Recorded data start

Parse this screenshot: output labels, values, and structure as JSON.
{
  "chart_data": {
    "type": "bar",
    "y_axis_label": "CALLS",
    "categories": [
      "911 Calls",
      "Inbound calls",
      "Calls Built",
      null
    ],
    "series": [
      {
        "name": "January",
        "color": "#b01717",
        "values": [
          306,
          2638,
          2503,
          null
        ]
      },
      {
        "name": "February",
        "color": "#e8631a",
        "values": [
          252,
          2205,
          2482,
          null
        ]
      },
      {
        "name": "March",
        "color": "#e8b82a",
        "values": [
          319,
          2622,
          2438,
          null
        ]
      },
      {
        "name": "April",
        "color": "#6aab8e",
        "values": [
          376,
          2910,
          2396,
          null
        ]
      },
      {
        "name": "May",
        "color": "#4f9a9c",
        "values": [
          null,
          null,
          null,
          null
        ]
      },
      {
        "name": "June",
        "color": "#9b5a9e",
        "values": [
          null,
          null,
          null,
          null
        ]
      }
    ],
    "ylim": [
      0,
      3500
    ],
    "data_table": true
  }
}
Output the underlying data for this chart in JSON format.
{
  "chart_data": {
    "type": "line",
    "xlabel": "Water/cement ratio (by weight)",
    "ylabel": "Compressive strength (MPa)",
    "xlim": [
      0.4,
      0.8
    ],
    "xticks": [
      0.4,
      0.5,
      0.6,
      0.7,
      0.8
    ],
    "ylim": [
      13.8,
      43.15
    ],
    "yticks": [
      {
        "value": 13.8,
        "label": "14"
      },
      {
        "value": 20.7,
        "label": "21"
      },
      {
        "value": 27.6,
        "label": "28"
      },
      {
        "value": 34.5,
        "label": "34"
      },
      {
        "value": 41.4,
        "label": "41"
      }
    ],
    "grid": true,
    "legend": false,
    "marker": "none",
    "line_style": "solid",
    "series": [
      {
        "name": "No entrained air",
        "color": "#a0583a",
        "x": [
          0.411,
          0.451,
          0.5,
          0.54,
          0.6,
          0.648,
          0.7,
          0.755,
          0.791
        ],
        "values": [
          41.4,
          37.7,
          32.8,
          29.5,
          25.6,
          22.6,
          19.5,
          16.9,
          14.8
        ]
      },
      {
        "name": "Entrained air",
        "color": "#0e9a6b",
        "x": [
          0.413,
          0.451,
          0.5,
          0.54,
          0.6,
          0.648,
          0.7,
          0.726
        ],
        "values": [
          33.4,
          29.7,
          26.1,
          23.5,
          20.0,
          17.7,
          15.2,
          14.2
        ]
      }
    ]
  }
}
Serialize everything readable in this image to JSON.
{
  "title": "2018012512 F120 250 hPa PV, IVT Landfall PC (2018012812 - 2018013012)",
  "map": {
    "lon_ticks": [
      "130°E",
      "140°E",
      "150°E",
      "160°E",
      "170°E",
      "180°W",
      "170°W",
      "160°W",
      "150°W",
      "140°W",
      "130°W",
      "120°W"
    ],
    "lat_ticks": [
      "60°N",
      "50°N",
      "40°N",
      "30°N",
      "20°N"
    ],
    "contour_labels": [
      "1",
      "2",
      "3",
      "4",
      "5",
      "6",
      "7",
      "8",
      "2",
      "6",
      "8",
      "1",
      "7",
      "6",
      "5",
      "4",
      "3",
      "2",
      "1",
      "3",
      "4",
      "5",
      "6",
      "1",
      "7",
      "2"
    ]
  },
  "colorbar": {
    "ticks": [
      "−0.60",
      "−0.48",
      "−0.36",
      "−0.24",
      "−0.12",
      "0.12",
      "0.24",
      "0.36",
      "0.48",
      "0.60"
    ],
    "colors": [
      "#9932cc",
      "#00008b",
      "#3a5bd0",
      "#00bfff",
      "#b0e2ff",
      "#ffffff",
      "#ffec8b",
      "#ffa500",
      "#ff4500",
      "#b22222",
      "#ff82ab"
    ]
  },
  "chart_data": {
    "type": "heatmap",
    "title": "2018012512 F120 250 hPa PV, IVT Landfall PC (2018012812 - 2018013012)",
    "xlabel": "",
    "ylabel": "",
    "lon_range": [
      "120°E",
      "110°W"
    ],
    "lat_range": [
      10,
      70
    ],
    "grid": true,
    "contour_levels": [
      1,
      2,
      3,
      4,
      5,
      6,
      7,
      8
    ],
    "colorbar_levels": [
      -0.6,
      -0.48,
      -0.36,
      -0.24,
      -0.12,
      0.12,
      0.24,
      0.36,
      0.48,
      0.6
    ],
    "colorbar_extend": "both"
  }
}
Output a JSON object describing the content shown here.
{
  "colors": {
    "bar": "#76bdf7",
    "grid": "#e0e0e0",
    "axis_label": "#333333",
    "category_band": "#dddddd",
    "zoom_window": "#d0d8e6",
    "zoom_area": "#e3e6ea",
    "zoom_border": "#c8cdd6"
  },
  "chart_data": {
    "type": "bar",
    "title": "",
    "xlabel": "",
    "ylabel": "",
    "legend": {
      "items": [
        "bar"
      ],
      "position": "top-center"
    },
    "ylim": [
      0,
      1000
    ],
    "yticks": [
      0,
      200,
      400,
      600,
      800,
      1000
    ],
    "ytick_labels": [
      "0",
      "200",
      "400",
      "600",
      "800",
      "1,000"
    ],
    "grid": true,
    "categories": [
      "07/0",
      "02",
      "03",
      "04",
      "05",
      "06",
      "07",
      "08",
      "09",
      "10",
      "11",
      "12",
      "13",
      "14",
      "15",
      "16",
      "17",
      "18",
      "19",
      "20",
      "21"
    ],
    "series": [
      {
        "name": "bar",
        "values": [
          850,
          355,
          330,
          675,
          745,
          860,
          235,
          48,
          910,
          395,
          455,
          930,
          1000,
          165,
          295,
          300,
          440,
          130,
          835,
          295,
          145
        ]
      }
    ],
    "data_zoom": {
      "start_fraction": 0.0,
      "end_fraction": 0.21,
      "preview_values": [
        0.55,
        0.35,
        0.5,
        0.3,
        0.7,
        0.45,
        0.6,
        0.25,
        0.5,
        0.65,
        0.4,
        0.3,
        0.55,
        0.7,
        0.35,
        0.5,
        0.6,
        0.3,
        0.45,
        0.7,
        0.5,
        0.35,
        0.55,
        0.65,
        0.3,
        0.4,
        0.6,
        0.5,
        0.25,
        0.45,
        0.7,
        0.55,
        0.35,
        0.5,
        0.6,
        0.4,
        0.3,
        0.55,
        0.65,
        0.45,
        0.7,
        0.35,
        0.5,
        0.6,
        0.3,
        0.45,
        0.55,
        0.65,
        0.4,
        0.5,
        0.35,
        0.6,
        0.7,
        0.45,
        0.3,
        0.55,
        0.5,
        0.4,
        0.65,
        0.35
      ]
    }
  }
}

Recorded data end

→ Exercise: Type out the material again exactly as presented.

→ Answer to the problem:
Parse this screenshot: output labels, values, and structure as JSON.
{
  "chart_data": {
    "type": "bar",
    "y_axis_label": "CALLS",
    "categories": [
      "911 Calls",
      "Inbound calls",
      "Calls Built",
      null
    ],
    "series": [
      {
        "name": "January",
        "color": "#b01717",
        "values": [
          306,
          2638,
          2503,
          null
        ]
      },
      {
        "name": "February",
        "color": "#e8631a",
        "values": [
          252,
          2205,
          2482,
          null
        ]
      },
      {
        "name": "March",
        "color": "#e8b82a",
        "values": [
          319,
          2622,
          2438,
          null
        ]
      },
      {
        "name": "April",
        "color": "#6aab8e",
        "values": [
          376,
          2910,
          2396,
          null
        ]
      },
      {
        "name": "May",
        "color": "#4f9a9c",
        "values": [
          null,
          null,
          null,
          null
        ]
      },
      {
        "name": "June",
        "color": "#9b5a9e",
        "values": [
          null,
          null,
          null,
          null
        ]
      }
    ],
    "ylim": [
      0,
      3500
    ],
    "data_table": true
  }
}
Output the underlying data for this chart in JSON format.
{
  "chart_data": {
    "type": "line",
    "xlabel": "Water/cement ratio (by weight)",
    "ylabel": "Compressive strength (MPa)",
    "xlim": [
      0.4,
      0.8
    ],
    "xticks": [
      0.4,
      0.5,
      0.6,
      0.7,
      0.8
    ],
    "ylim": [
      13.8,
      43.15
    ],
    "yticks": [
      {
        "value": 13.8,
        "label": "14"
      },
      {
        "value": 20.7,
        "label": "21"
      },
      {
        "value": 27.6,
        "label": "28"
      },
      {
        "value": 34.5,
        "label": "34"
      },
      {
        "value": 41.4,
        "label": "41"
      }
    ],
    "grid": true,
    "legend": false,
    "marker": "none",
    "line_style": "solid",
    "series": [
      {
        "name": "No entrained air",
        "color": "#a0583a",
        "x": [
          0.411,
          0.451,
          0.5,
          0.54,
          0.6,
          0.648,
          0.7,
          0.755,
          0.791
        ],
        "values": [
          41.4,
          37.7,
          32.8,
          29.5,
          25.6,
          22.6,
          19.5,
          16.9,
          14.8
        ]
      },
      {
        "name": "Entrained air",
        "color": "#0e9a6b",
        "x": [
          0.413,
          0.451,
          0.5,
          0.54,
          0.6,
          0.648,
          0.7,
          0.726
        ],
        "values": [
          33.4,
          29.7,
          26.1,
          23.5,
          20.0,
          17.7,
          15.2,
          14.2
        ]
      }
    ]
  }
}
Serialize everything readable in this image to JSON.
{
  "title": "2018012512 F120 250 hPa PV, IVT Landfall PC (2018012812 - 2018013012)",
  "map": {
    "lon_ticks": [
      "130°E",
      "140°E",
      "150°E",
      "160°E",
      "170°E",
      "180°W",
      "170°W",
      "160°W",
      "150°W",
      "140°W",
      "130°W",
      "120°W"
    ],
    "lat_ticks": [
      "60°N",
      "50°N",
      "40°N",
      "30°N",
      "20°N"
    ],
    "contour_labels": [
      "1",
      "2",
      "3",
      "4",
      "5",
      "6",
      "7",
      "8",
      "2",
      "6",
      "8",
      "1",
      "7",
      "6",
      "5",
      "4",
      "3",
      "2",
      "1",
      "3",
      "4",
      "5",
      "6",
      "1",
      "7",
      "2"
    ]
  },
  "colorbar": {
    "ticks": [
      "−0.60",
      "−0.48",
      "−0.36",
      "−0.24",
      "−0.12",
      "0.12",
      "0.24",
      "0.36",
      "0.48",
      "0.60"
    ],
    "colors": [
      "#9932cc",
      "#00008b",
      "#3a5bd0",
      "#00bfff",
      "#b0e2ff",
      "#ffffff",
      "#ffec8b",
      "#ffa500",
      "#ff4500",
      "#b22222",
      "#ff82ab"
    ]
  },
  "chart_data": {
    "type": "heatmap",
    "title": "2018012512 F120 250 hPa PV, IVT Landfall PC (2018012812 - 2018013012)",
    "xlabel": "",
    "ylabel": "",
    "lon_range": [
      "120°E",
      "110°W"
    ],
    "lat_range": [
      10,
      70
    ],
    "grid": true,
    "contour_levels": [
      1,
      2,
      3,
      4,
      5,
      6,
      7,
      8
    ],
    "colorbar_levels": [
      -0.6,
      -0.48,
      -0.36,
      -0.24,
      -0.12,
      0.12,
      0.24,
      0.36,
      0.48,
      0.6
    ],
    "colorbar_extend": "both"
  }
}
Output a JSON object describing the content shown here.
{
  "colors": {
    "bar": "#76bdf7",
    "grid": "#e0e0e0",
    "axis_label": "#333333",
    "category_band": "#dddddd",
    "zoom_window": "#d0d8e6",
    "zoom_area": "#e3e6ea",
    "zoom_border": "#c8cdd6"
  },
  "chart_data": {
    "type": "bar",
    "title": "",
    "xlabel": "",
    "ylabel": "",
    "legend": {
      "items": [
        "bar"
      ],
      "position": "top-center"
    },
    "ylim": [
      0,
      1000
    ],
    "yticks": [
      0,
      200,
      400,
      600,
      800,
      1000
    ],
    "ytick_labels": [
      "0",
      "200",
      "400",
      "600",
      "800",
      "1,000"
    ],
    "grid": true,
    "categories": [
      "07/0",
      "02",
      "03",
      "04",
      "05",
      "06",
      "07",
      "08",
      "09",
      "10",
      "11",
      "12",
      "13",
      "14",
      "15",
      "16",
      "17",
      "18",
      "19",
      "20",
      "21"
    ],
    "series": [
      {
        "name": "bar",
        "values": [
          850,
          355,
          330,
          675,
          745,
          860,
          235,
          48,
          910,
          395,
          455,
          930,
          1000,
          165,
          295,
          300,
          440,
          130,
          835,
          295,
          145
        ]
      }
    ],
    "data_zoom": {
      "start_fraction": 0.0,
      "end_fraction": 0.21,
      "preview_values": [
        0.55,
        0.35,
        0.5,
        0.3,
        0.7,
        0.45,
        0.6,
        0.25,
        0.5,
        0.65,
        0.4,
        0.3,
        0.55,
        0.7,
        0.35,
        0.5,
        0.6,
        0.3,
        0.45,
        0.7,
        0.5,
        0.35,
        0.55,
        0.65,
        0.3,
        0.4,
        0.6,
        0.5,
        0.25,
        0.45,
        0.7,
        0.55,
        0.35,
        0.5,
        0.6,
        0.4,
        0.3,
        0.55,
        0.65,
        0.45,
        0.7,
        0.35,
        0.5,
        0.6,
        0.3,
        0.45,
        0.55,
        0.65,
        0.4,
        0.5,
        0.35,
        0.6,
        0.7,
        0.45,
        0.3,
        0.55,
        0.5,
        0.4,
        0.65,
        0.35
      ]
    }
  }
}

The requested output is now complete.